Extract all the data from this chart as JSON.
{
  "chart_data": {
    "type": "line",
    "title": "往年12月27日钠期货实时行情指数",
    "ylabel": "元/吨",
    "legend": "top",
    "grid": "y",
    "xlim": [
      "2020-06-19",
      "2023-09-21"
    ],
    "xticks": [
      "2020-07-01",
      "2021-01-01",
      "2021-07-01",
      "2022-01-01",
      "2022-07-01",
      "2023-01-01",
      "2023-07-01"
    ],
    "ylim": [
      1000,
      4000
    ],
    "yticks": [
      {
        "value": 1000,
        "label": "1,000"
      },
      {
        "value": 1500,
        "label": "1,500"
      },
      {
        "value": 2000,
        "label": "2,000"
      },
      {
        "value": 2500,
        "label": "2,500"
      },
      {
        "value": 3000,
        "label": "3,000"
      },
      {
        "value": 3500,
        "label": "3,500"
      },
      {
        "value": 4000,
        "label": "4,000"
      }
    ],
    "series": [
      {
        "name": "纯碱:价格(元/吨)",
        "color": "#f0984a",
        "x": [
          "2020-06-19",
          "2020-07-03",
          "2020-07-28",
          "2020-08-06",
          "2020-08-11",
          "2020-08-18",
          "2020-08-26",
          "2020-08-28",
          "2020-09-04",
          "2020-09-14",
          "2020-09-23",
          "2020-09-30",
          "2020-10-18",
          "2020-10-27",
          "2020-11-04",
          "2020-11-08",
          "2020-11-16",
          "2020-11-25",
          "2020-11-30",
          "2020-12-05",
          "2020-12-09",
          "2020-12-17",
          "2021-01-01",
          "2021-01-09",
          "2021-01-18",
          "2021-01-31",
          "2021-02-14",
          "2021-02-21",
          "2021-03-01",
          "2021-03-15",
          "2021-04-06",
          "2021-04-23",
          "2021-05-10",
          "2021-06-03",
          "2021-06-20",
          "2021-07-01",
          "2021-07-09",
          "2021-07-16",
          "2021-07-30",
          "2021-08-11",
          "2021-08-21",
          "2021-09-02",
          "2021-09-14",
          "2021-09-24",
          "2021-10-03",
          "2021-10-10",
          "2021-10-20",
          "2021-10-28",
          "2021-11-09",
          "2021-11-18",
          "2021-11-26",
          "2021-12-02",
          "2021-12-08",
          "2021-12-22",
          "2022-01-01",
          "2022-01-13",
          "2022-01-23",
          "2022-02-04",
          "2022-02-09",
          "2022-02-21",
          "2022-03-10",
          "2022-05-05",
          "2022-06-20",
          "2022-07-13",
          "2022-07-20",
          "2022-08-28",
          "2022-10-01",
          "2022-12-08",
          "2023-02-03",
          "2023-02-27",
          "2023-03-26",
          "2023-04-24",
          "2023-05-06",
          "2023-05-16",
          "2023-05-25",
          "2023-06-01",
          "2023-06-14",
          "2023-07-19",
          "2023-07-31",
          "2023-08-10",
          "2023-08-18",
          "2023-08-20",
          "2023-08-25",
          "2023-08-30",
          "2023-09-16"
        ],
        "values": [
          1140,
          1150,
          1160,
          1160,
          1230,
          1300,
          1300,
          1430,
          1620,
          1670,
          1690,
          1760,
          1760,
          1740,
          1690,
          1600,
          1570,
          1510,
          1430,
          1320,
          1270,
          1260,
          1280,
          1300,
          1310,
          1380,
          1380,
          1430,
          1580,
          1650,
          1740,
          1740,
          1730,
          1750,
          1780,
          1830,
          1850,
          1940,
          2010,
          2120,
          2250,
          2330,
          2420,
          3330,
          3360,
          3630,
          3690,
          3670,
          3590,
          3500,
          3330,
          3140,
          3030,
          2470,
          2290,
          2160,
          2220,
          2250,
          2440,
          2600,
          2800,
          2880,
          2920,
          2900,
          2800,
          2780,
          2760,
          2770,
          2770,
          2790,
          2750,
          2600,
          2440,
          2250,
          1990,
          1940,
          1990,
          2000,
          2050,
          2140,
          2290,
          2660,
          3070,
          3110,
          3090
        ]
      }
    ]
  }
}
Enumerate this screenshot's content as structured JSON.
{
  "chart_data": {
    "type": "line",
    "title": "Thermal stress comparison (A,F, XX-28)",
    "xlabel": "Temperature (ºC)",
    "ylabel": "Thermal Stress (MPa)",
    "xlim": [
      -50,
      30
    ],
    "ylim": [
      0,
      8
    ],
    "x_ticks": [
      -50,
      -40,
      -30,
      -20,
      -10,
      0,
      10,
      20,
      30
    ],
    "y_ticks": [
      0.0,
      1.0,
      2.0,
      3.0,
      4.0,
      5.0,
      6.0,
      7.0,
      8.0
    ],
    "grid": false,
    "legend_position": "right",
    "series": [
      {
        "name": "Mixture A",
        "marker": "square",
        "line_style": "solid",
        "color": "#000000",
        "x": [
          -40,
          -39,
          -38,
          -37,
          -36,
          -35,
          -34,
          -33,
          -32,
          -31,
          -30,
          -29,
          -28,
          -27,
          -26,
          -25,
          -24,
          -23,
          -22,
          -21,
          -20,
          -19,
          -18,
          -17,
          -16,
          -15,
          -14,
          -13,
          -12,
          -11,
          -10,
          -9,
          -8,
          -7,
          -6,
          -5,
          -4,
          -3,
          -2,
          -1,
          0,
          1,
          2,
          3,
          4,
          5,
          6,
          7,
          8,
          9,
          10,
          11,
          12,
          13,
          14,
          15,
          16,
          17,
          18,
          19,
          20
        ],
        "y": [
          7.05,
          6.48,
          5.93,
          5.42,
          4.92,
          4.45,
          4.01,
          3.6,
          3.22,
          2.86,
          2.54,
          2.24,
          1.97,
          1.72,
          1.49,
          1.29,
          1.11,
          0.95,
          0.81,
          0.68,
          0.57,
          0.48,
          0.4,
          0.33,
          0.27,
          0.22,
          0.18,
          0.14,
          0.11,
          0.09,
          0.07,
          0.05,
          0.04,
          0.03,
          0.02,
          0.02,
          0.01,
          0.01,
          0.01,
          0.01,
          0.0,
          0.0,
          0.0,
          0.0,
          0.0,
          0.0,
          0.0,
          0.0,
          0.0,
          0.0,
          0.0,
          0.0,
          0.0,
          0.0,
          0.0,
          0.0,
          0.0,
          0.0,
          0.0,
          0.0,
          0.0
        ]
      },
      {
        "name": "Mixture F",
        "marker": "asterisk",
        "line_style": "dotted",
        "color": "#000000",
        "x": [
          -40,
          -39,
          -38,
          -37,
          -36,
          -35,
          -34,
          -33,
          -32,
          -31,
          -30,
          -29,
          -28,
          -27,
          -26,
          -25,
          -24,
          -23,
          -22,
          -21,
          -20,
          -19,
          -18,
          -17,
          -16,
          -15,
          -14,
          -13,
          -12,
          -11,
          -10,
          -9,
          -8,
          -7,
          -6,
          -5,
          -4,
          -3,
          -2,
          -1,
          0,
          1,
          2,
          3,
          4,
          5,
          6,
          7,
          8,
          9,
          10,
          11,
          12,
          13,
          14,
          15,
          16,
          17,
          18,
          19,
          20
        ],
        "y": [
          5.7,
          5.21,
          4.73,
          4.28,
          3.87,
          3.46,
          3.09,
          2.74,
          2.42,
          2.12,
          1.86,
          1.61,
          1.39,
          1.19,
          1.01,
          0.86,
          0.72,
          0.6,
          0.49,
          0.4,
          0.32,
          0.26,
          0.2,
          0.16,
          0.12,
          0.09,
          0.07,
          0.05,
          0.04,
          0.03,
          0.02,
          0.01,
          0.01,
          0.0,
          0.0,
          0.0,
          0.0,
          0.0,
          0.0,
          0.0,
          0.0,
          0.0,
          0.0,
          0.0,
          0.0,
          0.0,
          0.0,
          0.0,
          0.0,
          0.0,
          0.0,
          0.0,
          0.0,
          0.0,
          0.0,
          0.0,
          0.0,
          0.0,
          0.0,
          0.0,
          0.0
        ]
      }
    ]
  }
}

THE EXERCISE
Extract every line above containing the word "ylabel".

WRITTEN REPLY
    "ylabel": "元/吨",
    "ylabel": "Thermal Stress (MPa)",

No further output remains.